The Assembly meeting began with a Monday morning worship led by Landon Whitsitt, the Executive and Stated Clerk of the Synod of Mid-America. During his sermon Landon recalled being part of a retreat with then Synod of the Trinity Executive Bruce Stevens and explaining to the group about the Policy Governance leadership model. He said, “It’s not the fact that Policy Governance is the thing you all are doing that is exciting to me, it’s the fact that you all are striving to live faithfully to Jesus Christ, and not get locked into old expectations about what a synod can or should be. You are boldly asking the question: What does it mean for us to be a council of the church in relation to the word of God today?”

During worship, an offering to support Pittsburgh Presbytery’s portion of “Freedom Rising: The Presbyterian Church (U.S.A.) Reaching Out To Young African American Men” was taken and eclipsed $1,000. The national initiative is named in honor of the late Eugene “Freedom” Blackwell, who was the advocate for the Plight of the African American Male overture at General Assembly this summer.


Catherine Hilliard works on drawing a Bible story that best reflects Shenango Presbytery.

Much of Monday centered on “homework” assignments given to the commissioners. Among their duties was to speak with their presbytery’s leadership team and decide what Bible story best represents their area. Commissioners then drew a picture of that story and others in attendance were charged with trying to figure out the story. Commissioners also gave a five-minute presentation that told the audience about one good thing going on in their presbytery, the toughest thing that’s happening there and what would make a difference for their region. Round-table conversations also enabled commissioners to discuss other concerns in their region like justice issues. Information from note-takers will be gathered and returned to the commissioners.

During the business portion of the meeting, it was noted that the per capita giving for 2018 for the Synod will remain at $2.30. Because there is only one Synod Assembly per year and it occurs in the fall, the 2017 figure was voted on last year.

With the term for Vice Moderator Kate Sillman (Huntingdon Presbytery) expiring at the end of the year, fellow Huntingdon commissioner Helen Kester was installed as the new Vice Moderator. Pittsburgh Presbytery’s Johnnie Monroe, who was unable to attend the meeting, remained the Moderator of the Synod for a second year. Three new Governing Commission members – namely John Bolt (West Virginia), David Demarest (Upper Ohio Valley) and Judy Smith (Lackawanna) – were also recognized. Due to the Synod’s continual implementation into the Policy Governance leadership model, Susan Faye Wonderland’s terms of call as the Synod’s Transitional Executive were extended to the end of 2019.

__EXCERPTED DATA__.
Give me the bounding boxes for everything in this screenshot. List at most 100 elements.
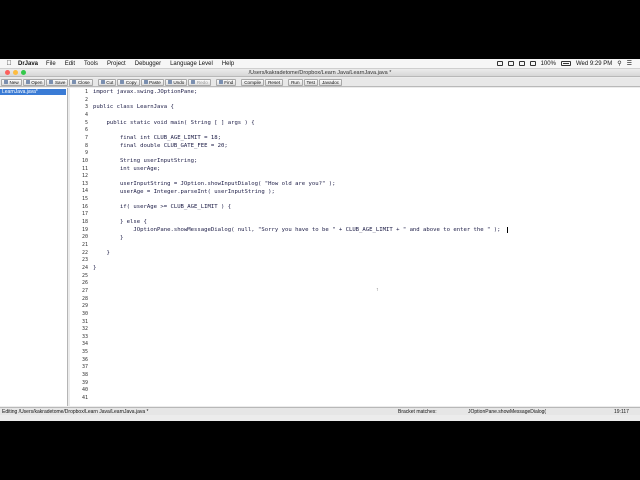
line-number: 22 bbox=[81, 249, 88, 256]
compile-button[interactable]: Compile bbox=[241, 78, 265, 86]
menu-language-level[interactable]: Language Level bbox=[170, 61, 213, 67]
line-number: 15 bbox=[81, 196, 88, 203]
line-number: 5 bbox=[84, 119, 88, 126]
copy-button[interactable]: Copy bbox=[117, 78, 140, 86]
code-line-1[interactable]: import javax.swing.JOptionPane; bbox=[93, 89, 197, 95]
test-label: Test bbox=[306, 79, 315, 85]
paste-icon bbox=[143, 80, 148, 84]
line-number: 26 bbox=[81, 280, 88, 287]
line-number: 38 bbox=[81, 372, 88, 379]
bracket-matches-label: Bracket matches: bbox=[398, 409, 437, 415]
line-number: 27 bbox=[81, 287, 88, 294]
line-number: 16 bbox=[81, 203, 88, 210]
open-button[interactable]: Open bbox=[22, 78, 46, 86]
code-line-5[interactable]: public static void main( String [ ] args… bbox=[93, 120, 254, 126]
window-title: /Users/kakradetome/Dropbox/Learn Java/Le… bbox=[248, 69, 392, 76]
volume-icon[interactable] bbox=[529, 61, 536, 66]
sidebar-file-learnjava[interactable]: LearnJava.java* bbox=[0, 89, 66, 95]
line-number: 41 bbox=[81, 395, 88, 401]
code-line-14[interactable]: userAge = Integer.parseInt( userInputStr… bbox=[93, 189, 275, 195]
find-button[interactable]: Find bbox=[215, 78, 237, 86]
line-number: 3 bbox=[84, 104, 88, 111]
wifi-icon[interactable] bbox=[518, 61, 525, 66]
list-icon[interactable]: ☰ bbox=[627, 60, 632, 67]
save-label: Save bbox=[54, 79, 66, 85]
line-number: 35 bbox=[81, 349, 88, 356]
close-file-icon bbox=[72, 80, 77, 84]
code-line-10[interactable]: String userInputString; bbox=[93, 158, 197, 164]
copy-label: Copy bbox=[125, 79, 137, 85]
status-area: 100% Wed 9:29 PM ⚲ ☰ bbox=[496, 60, 640, 67]
redo-icon bbox=[191, 80, 196, 84]
code-line-11[interactable]: int userAge; bbox=[93, 166, 160, 172]
code-line-7[interactable]: final int CLUB_AGE_LIMIT = 18; bbox=[93, 135, 221, 141]
test-button[interactable]: Test bbox=[303, 78, 318, 86]
javadoc-button[interactable]: Javadoc bbox=[318, 78, 343, 86]
folder-icon bbox=[25, 80, 30, 84]
code-line-16[interactable]: if( userAge >= CLUB_AGE_LIMIT ) { bbox=[93, 204, 231, 210]
line-number: 19 bbox=[81, 226, 88, 233]
reset-button[interactable]: Reset bbox=[265, 78, 284, 86]
menu-file[interactable]: File bbox=[46, 61, 56, 67]
paste-label: Paste bbox=[149, 79, 161, 85]
cursor-position: 19:117 bbox=[614, 409, 629, 415]
code-line-13[interactable]: userInputString = JOption.showInputDialo… bbox=[93, 181, 336, 187]
save-button[interactable]: Save bbox=[46, 78, 69, 86]
line-number: 39 bbox=[81, 379, 88, 386]
dropbox-icon[interactable] bbox=[496, 61, 503, 66]
new-button[interactable]: New bbox=[1, 78, 22, 86]
new-label: New bbox=[9, 79, 19, 85]
line-number: 9 bbox=[84, 150, 88, 157]
javadoc-label: Javadoc bbox=[321, 79, 340, 85]
line-number: 40 bbox=[81, 387, 88, 394]
code-line-18[interactable]: } else { bbox=[93, 219, 147, 225]
code-line-3[interactable]: public class LearnJava { bbox=[93, 104, 174, 110]
code-editor[interactable]: 1 2 3 4 5 6 7 8 9 10 11 12 13 14 15 16 17 18 19 20 21 22 23 24 2… bbox=[70, 88, 640, 406]
line-number: 7 bbox=[84, 134, 88, 141]
scissors-icon bbox=[100, 80, 105, 84]
undo-button[interactable]: Undo bbox=[164, 78, 188, 86]
menu-debugger[interactable]: Debugger bbox=[135, 61, 161, 67]
line-number: 31 bbox=[81, 318, 88, 325]
line-number: 20 bbox=[81, 234, 88, 241]
redo-button[interactable]: Redo bbox=[188, 78, 211, 86]
code-line-24[interactable]: } bbox=[93, 265, 96, 271]
line-number: 11 bbox=[81, 165, 88, 172]
text-caret bbox=[507, 227, 508, 233]
line-number: 36 bbox=[81, 356, 88, 363]
search-icon[interactable]: ⚲ bbox=[617, 60, 621, 67]
menu-project[interactable]: Project bbox=[107, 61, 126, 67]
close-button[interactable]: Close bbox=[69, 78, 93, 86]
app-menu[interactable]: DrJava bbox=[18, 61, 38, 67]
code-line-8[interactable]: final double CLUB_GATE_FEE = 20; bbox=[93, 143, 228, 149]
line-number-gutter: 1 2 3 4 5 6 7 8 9 10 11 12 13 14 15 16 17 18 19 20 21 22 23 24 2… bbox=[70, 88, 90, 406]
battery-icon[interactable] bbox=[560, 61, 571, 66]
line-number: 30 bbox=[81, 310, 88, 317]
line-number: 10 bbox=[81, 157, 88, 164]
paste-button[interactable]: Paste bbox=[140, 78, 164, 86]
line-number: 12 bbox=[81, 173, 88, 180]
find-label: Find bbox=[224, 79, 234, 85]
run-button[interactable]: Run bbox=[288, 78, 303, 86]
cut-button[interactable]: Cut bbox=[97, 78, 117, 86]
clock[interactable]: Wed 9:29 PM bbox=[576, 61, 612, 67]
menu-help[interactable]: Help bbox=[222, 61, 234, 67]
line-number: 2 bbox=[84, 96, 88, 103]
line-number: 17 bbox=[81, 211, 88, 218]
menu-tools[interactable]: Tools bbox=[84, 61, 98, 67]
menu-edit[interactable]: Edit bbox=[65, 61, 75, 67]
code-line-19[interactable]: JOptionPane.showMessageDialog( null, "So… bbox=[93, 227, 500, 233]
redo-label: Redo bbox=[196, 79, 208, 85]
status-bar: Editing /Users/kakradetome/Dropbox/Learn… bbox=[0, 407, 640, 415]
editing-status: Editing /Users/kakradetome/Dropbox/Learn… bbox=[2, 409, 149, 415]
new-file-icon bbox=[4, 80, 8, 84]
reset-label: Reset bbox=[268, 79, 281, 85]
undo-icon bbox=[167, 80, 172, 84]
display-icon[interactable] bbox=[507, 61, 514, 66]
apple-icon[interactable]:  bbox=[0, 60, 18, 67]
code-line-22[interactable]: } bbox=[93, 250, 109, 256]
line-number: 24 bbox=[81, 264, 88, 271]
line-number: 1 bbox=[84, 89, 88, 95]
menu-bar:  DrJava File Edit Tools Project Debugge… bbox=[0, 59, 640, 69]
code-line-20[interactable]: } bbox=[93, 235, 123, 241]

__WRITTEN EXERCISE A__.
Render the record lines running from the one containing "line-number: 22 bbox=[81, 249, 88, 256]" through the one containing "test-label: Test bbox=[306, 79, 315, 85]", both included, as a numbered list, leaving out any blank lines.
__WRITTEN EXERCISE B__.
Carry on the account of the Synod Assembly meeting from the point where it stops.

__TASK RESPONSE A__.
1. line-number: 22 bbox=[81, 249, 88, 256]
2. compile-button[interactable]: Compile bbox=[241, 78, 265, 86]
3. menu-language-level[interactable]: Language Level bbox=[170, 61, 213, 67]
4. line-number: 15 bbox=[81, 196, 88, 203]
5. line-number: 5 bbox=[84, 119, 88, 126]
6. copy-button[interactable]: Copy bbox=[117, 78, 140, 86]
7. code-line-1[interactable]: import javax.swing.JOptionPane; bbox=[93, 89, 197, 95]
8. test-label: Test bbox=[306, 79, 315, 85]

__TASK RESPONSE B__.
Bill Netting (Donegal) receives his commissioner stole (and a hug) from Jean Kennedy (Pittsburgh) as Vice Moderator Kate Sillman presents one to Governing Commissioner and new Synod Vice Moderator Helen Kester, both of whom are from Huntingdon Presbytery.

Eight commissioners with expiring terms – Catherine Adams (Philadelphia), Robert Dunkleberger (Northumberland), Christine Fuller (Northumberland), Neal Galley (Redstone), David Leslie (Washington), William Moore (Lake Erie), Doug Portz (Pittsburgh), Kate Sillman (Huntingdon) and Kathy Wells (Carlisle) – were recognized and thanked for their service.

Musical accompaniment for the meeting was supplied by Tony Leach, a professor of music and music education at Penn State University, and Jo Lash, a retired music teacher from the State College Area School District. Also during the meeting, two video clips from a BBC documentary “An Independent People: The Story of the Ulster Presbyterians” was shown to help give some background on how Presbyterians traveled from Scotland and established the denomination in the United States.

Tuesday morning’s devotions were handled by Dianne Kareha (Lehigh), who spoke about the Christmas Joy Offering, which “helps provide financial assistance to current and former church workers and their families and also enables deserving students to attend Presbyterian-related racial ethnic colleges and schools.”

Note: The meeting docket and corresponding paperwork can be found here.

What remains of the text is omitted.